(Data records)
--- Begin ---
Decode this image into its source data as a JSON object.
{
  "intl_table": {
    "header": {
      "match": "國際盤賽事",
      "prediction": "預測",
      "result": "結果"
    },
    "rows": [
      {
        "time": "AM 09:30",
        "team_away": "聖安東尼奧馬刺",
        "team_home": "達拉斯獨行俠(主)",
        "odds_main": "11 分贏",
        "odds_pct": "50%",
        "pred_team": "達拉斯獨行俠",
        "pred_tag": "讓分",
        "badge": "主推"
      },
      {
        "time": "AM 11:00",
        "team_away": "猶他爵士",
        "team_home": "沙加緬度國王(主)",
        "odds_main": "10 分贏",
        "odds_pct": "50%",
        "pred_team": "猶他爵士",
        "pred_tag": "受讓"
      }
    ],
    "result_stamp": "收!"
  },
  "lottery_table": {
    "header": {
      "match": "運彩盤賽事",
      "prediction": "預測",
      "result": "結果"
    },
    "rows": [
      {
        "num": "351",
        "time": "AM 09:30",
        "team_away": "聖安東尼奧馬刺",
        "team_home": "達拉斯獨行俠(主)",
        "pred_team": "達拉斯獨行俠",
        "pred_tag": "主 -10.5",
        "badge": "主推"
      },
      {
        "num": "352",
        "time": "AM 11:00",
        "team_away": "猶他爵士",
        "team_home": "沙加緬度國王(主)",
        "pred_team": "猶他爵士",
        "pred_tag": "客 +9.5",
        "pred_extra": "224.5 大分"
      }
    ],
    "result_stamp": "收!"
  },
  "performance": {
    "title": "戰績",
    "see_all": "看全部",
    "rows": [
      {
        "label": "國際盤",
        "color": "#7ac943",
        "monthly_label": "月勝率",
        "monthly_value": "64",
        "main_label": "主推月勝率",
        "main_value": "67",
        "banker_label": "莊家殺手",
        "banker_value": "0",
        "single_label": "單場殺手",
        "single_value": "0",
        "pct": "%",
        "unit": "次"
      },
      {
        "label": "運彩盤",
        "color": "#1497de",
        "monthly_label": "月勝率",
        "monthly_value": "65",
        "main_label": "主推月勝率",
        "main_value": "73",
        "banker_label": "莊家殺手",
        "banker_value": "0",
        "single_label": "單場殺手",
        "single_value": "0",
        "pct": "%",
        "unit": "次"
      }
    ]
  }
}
--- End ---
--- Begin ---
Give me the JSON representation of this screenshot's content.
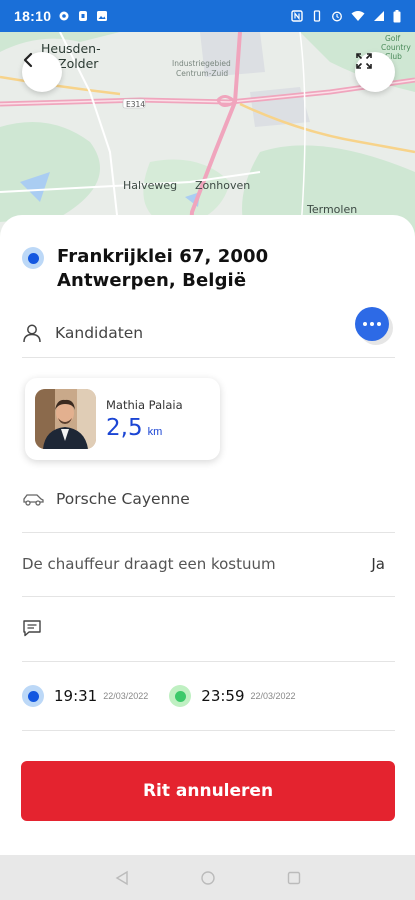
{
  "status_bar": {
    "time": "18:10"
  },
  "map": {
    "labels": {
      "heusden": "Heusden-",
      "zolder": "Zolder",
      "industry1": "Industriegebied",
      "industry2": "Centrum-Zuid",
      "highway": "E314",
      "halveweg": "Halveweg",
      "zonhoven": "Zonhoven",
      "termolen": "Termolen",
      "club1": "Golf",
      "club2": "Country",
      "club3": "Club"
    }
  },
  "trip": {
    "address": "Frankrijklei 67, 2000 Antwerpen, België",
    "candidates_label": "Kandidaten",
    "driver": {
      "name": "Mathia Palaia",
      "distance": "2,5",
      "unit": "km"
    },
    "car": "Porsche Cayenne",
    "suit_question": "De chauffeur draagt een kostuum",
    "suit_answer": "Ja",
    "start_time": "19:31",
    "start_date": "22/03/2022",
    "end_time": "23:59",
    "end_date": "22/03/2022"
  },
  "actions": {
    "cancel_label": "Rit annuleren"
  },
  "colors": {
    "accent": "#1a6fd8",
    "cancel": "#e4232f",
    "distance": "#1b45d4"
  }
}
--- End ---
* **Stated task**
Extract lines where the string "JSON" occurs.

* **Right answer**
Decode this image into its source data as a JSON object.
Give me the JSON representation of this screenshot's content.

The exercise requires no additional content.